■ Dataset records:
---

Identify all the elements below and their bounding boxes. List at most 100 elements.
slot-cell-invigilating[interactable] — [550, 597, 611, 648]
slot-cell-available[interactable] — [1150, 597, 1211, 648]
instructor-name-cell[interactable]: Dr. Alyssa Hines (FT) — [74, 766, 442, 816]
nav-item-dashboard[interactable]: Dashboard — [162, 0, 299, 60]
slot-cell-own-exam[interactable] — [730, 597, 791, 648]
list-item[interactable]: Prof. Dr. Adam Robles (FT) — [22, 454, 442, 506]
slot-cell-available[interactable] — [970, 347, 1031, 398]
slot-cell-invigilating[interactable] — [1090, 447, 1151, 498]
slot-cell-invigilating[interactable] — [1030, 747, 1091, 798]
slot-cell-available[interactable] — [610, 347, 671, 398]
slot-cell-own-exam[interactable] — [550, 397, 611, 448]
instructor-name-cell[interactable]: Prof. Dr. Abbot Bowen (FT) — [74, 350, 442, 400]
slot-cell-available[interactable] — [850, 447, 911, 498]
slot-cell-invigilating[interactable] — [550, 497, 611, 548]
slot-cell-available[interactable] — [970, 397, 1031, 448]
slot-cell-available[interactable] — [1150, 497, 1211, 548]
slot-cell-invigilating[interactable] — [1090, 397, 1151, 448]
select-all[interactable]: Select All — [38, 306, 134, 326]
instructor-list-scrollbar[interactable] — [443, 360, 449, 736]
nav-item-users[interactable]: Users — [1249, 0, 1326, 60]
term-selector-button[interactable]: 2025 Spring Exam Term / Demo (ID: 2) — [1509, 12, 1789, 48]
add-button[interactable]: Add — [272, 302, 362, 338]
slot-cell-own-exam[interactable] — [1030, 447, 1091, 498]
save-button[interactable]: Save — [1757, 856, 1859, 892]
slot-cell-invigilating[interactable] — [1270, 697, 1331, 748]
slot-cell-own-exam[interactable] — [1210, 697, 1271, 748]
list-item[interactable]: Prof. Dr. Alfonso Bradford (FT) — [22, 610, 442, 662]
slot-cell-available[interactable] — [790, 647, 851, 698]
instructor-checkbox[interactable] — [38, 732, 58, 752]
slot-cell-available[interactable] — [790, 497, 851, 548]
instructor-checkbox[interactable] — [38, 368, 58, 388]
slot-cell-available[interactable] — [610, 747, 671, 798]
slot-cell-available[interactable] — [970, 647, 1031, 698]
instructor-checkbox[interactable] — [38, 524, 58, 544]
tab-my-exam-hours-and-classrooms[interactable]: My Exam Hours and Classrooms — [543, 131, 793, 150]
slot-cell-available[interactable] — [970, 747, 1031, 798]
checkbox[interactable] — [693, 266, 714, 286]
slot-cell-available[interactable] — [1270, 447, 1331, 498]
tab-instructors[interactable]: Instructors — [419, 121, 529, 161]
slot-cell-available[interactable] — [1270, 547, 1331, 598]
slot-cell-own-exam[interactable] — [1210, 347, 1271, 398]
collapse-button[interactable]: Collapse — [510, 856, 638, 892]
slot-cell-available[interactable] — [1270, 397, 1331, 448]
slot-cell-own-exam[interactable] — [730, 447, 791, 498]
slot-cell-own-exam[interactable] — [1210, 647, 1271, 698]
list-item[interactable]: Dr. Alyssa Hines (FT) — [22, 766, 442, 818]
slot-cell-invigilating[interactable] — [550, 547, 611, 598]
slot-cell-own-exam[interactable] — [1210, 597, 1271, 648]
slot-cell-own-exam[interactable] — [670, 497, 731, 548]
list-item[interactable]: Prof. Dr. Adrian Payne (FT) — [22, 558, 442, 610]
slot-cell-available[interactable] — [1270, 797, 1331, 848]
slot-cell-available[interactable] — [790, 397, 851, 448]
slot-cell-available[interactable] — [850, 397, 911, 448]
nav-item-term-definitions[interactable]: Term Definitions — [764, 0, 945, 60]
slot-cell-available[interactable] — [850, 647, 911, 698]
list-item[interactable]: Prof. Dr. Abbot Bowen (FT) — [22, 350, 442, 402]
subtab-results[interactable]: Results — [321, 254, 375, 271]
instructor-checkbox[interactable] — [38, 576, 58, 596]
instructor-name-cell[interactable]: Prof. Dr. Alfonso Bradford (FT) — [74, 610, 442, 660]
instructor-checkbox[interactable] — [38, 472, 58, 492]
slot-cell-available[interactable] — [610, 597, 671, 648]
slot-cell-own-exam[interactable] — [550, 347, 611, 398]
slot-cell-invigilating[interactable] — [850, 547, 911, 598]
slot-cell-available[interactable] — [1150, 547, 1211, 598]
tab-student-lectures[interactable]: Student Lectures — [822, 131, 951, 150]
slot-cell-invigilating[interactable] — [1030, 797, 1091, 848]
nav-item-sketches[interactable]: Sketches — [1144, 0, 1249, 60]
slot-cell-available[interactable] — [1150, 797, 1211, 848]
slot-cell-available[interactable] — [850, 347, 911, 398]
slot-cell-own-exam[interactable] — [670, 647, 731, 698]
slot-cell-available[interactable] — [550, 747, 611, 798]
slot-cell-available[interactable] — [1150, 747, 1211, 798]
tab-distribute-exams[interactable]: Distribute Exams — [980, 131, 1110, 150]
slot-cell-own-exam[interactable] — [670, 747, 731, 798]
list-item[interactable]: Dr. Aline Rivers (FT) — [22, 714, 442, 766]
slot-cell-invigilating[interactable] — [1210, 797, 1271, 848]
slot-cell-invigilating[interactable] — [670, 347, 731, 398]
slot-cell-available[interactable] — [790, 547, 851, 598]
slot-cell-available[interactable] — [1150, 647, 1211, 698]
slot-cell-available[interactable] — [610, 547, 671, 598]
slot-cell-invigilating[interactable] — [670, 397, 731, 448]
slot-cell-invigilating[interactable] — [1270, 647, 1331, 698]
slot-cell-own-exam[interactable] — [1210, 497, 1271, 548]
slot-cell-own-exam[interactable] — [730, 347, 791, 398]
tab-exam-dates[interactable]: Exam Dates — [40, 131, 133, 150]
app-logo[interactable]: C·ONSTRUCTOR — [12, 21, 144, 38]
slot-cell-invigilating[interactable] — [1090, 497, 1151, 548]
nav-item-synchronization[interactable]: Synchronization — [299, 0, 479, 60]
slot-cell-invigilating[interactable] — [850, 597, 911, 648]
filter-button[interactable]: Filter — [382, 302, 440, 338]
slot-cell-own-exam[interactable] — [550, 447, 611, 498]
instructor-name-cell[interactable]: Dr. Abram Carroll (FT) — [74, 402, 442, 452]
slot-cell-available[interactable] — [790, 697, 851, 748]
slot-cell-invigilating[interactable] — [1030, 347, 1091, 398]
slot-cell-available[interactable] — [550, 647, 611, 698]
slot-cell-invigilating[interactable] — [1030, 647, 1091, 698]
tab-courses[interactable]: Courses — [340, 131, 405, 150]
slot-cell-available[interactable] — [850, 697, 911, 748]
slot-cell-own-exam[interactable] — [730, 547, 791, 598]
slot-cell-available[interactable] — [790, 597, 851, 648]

---

■ Problem requirements:
Copy the listing above word for word.

■ Finished answer:
Identify all the elements below and their bounding boxes. List at most 100 elements.
slot-cell-invigilating[interactable] — [550, 597, 611, 648]
slot-cell-available[interactable] — [1150, 597, 1211, 648]
instructor-name-cell[interactable]: Dr. Alyssa Hines (FT) — [74, 766, 442, 816]
nav-item-dashboard[interactable]: Dashboard — [162, 0, 299, 60]
slot-cell-own-exam[interactable] — [730, 597, 791, 648]
list-item[interactable]: Prof. Dr. Adam Robles (FT) — [22, 454, 442, 506]
slot-cell-available[interactable] — [970, 347, 1031, 398]
slot-cell-invigilating[interactable] — [1090, 447, 1151, 498]
slot-cell-invigilating[interactable] — [1030, 747, 1091, 798]
slot-cell-available[interactable] — [610, 347, 671, 398]
slot-cell-own-exam[interactable] — [550, 397, 611, 448]
instructor-name-cell[interactable]: Prof. Dr. Abbot Bowen (FT) — [74, 350, 442, 400]
slot-cell-available[interactable] — [850, 447, 911, 498]
slot-cell-invigilating[interactable] — [550, 497, 611, 548]
slot-cell-available[interactable] — [970, 397, 1031, 448]
slot-cell-available[interactable] — [1150, 497, 1211, 548]
slot-cell-invigilating[interactable] — [1090, 397, 1151, 448]
select-all[interactable]: Select All — [38, 306, 134, 326]
instructor-list-scrollbar[interactable] — [443, 360, 449, 736]
nav-item-users[interactable]: Users — [1249, 0, 1326, 60]
term-selector-button[interactable]: 2025 Spring Exam Term / Demo (ID: 2) — [1509, 12, 1789, 48]
add-button[interactable]: Add — [272, 302, 362, 338]
slot-cell-own-exam[interactable] — [1030, 447, 1091, 498]
save-button[interactable]: Save — [1757, 856, 1859, 892]
slot-cell-invigilating[interactable] — [1270, 697, 1331, 748]
slot-cell-own-exam[interactable] — [1210, 697, 1271, 748]
list-item[interactable]: Prof. Dr. Alfonso Bradford (FT) — [22, 610, 442, 662]
slot-cell-available[interactable] — [790, 647, 851, 698]
instructor-checkbox[interactable] — [38, 732, 58, 752]
slot-cell-available[interactable] — [790, 497, 851, 548]
instructor-checkbox[interactable] — [38, 368, 58, 388]
slot-cell-available[interactable] — [610, 747, 671, 798]
slot-cell-available[interactable] — [970, 647, 1031, 698]
instructor-checkbox[interactable] — [38, 524, 58, 544]
tab-my-exam-hours-and-classrooms[interactable]: My Exam Hours and Classrooms — [543, 131, 793, 150]
slot-cell-available[interactable] — [970, 747, 1031, 798]
checkbox[interactable] — [693, 266, 714, 286]
slot-cell-available[interactable] — [1270, 447, 1331, 498]
tab-instructors[interactable]: Instructors — [419, 121, 529, 161]
slot-cell-available[interactable] — [1270, 547, 1331, 598]
slot-cell-own-exam[interactable] — [1210, 347, 1271, 398]
collapse-button[interactable]: Collapse — [510, 856, 638, 892]
slot-cell-available[interactable] — [1270, 397, 1331, 448]
slot-cell-own-exam[interactable] — [730, 447, 791, 498]
slot-cell-own-exam[interactable] — [1210, 647, 1271, 698]
list-item[interactable]: Dr. Alyssa Hines (FT) — [22, 766, 442, 818]
slot-cell-invigilating[interactable] — [550, 547, 611, 598]
slot-cell-own-exam[interactable] — [1210, 597, 1271, 648]
slot-cell-own-exam[interactable] — [670, 497, 731, 548]
list-item[interactable]: Prof. Dr. Adrian Payne (FT) — [22, 558, 442, 610]
slot-cell-available[interactable] — [1270, 797, 1331, 848]
slot-cell-available[interactable] — [790, 397, 851, 448]
slot-cell-available[interactable] — [850, 397, 911, 448]
nav-item-term-definitions[interactable]: Term Definitions — [764, 0, 945, 60]
slot-cell-available[interactable] — [850, 647, 911, 698]
list-item[interactable]: Prof. Dr. Abbot Bowen (FT) — [22, 350, 442, 402]
subtab-results[interactable]: Results — [321, 254, 375, 271]
instructor-checkbox[interactable] — [38, 576, 58, 596]
instructor-name-cell[interactable]: Prof. Dr. Alfonso Bradford (FT) — [74, 610, 442, 660]
instructor-checkbox[interactable] — [38, 472, 58, 492]
slot-cell-available[interactable] — [610, 597, 671, 648]
slot-cell-own-exam[interactable] — [550, 347, 611, 398]
slot-cell-invigilating[interactable] — [850, 547, 911, 598]
slot-cell-available[interactable] — [1150, 547, 1211, 598]
tab-student-lectures[interactable]: Student Lectures — [822, 131, 951, 150]
slot-cell-invigilating[interactable] — [1030, 797, 1091, 848]
nav-item-sketches[interactable]: Sketches — [1144, 0, 1249, 60]
slot-cell-available[interactable] — [1150, 797, 1211, 848]
slot-cell-available[interactable] — [850, 347, 911, 398]
slot-cell-own-exam[interactable] — [670, 647, 731, 698]
slot-cell-available[interactable] — [550, 747, 611, 798]
slot-cell-available[interactable] — [1150, 747, 1211, 798]
tab-distribute-exams[interactable]: Distribute Exams — [980, 131, 1110, 150]
slot-cell-own-exam[interactable] — [670, 747, 731, 798]
list-item[interactable]: Dr. Aline Rivers (FT) — [22, 714, 442, 766]
slot-cell-invigilating[interactable] — [1210, 797, 1271, 848]
slot-cell-invigilating[interactable] — [670, 347, 731, 398]
slot-cell-available[interactable] — [790, 547, 851, 598]
slot-cell-available[interactable] — [1150, 647, 1211, 698]
slot-cell-available[interactable] — [610, 547, 671, 598]
slot-cell-invigilating[interactable] — [670, 397, 731, 448]
slot-cell-invigilating[interactable] — [1270, 647, 1331, 698]
slot-cell-own-exam[interactable] — [1210, 497, 1271, 548]
slot-cell-own-exam[interactable] — [730, 347, 791, 398]
tab-exam-dates[interactable]: Exam Dates — [40, 131, 133, 150]
app-logo[interactable]: C·ONSTRUCTOR — [12, 21, 144, 38]
slot-cell-invigilating[interactable] — [1090, 497, 1151, 548]
nav-item-synchronization[interactable]: Synchronization — [299, 0, 479, 60]
slot-cell-invigilating[interactable] — [850, 597, 911, 648]
filter-button[interactable]: Filter — [382, 302, 440, 338]
slot-cell-own-exam[interactable] — [550, 447, 611, 498]
instructor-name-cell[interactable]: Dr. Abram Carroll (FT) — [74, 402, 442, 452]
slot-cell-available[interactable] — [790, 697, 851, 748]
slot-cell-invigilating[interactable] — [1030, 347, 1091, 398]
slot-cell-available[interactable] — [550, 647, 611, 698]
slot-cell-invigilating[interactable] — [1030, 647, 1091, 698]
tab-courses[interactable]: Courses — [340, 131, 405, 150]
slot-cell-available[interactable] — [850, 697, 911, 748]
slot-cell-own-exam[interactable] — [730, 547, 791, 598]
slot-cell-available[interactable] — [790, 597, 851, 648]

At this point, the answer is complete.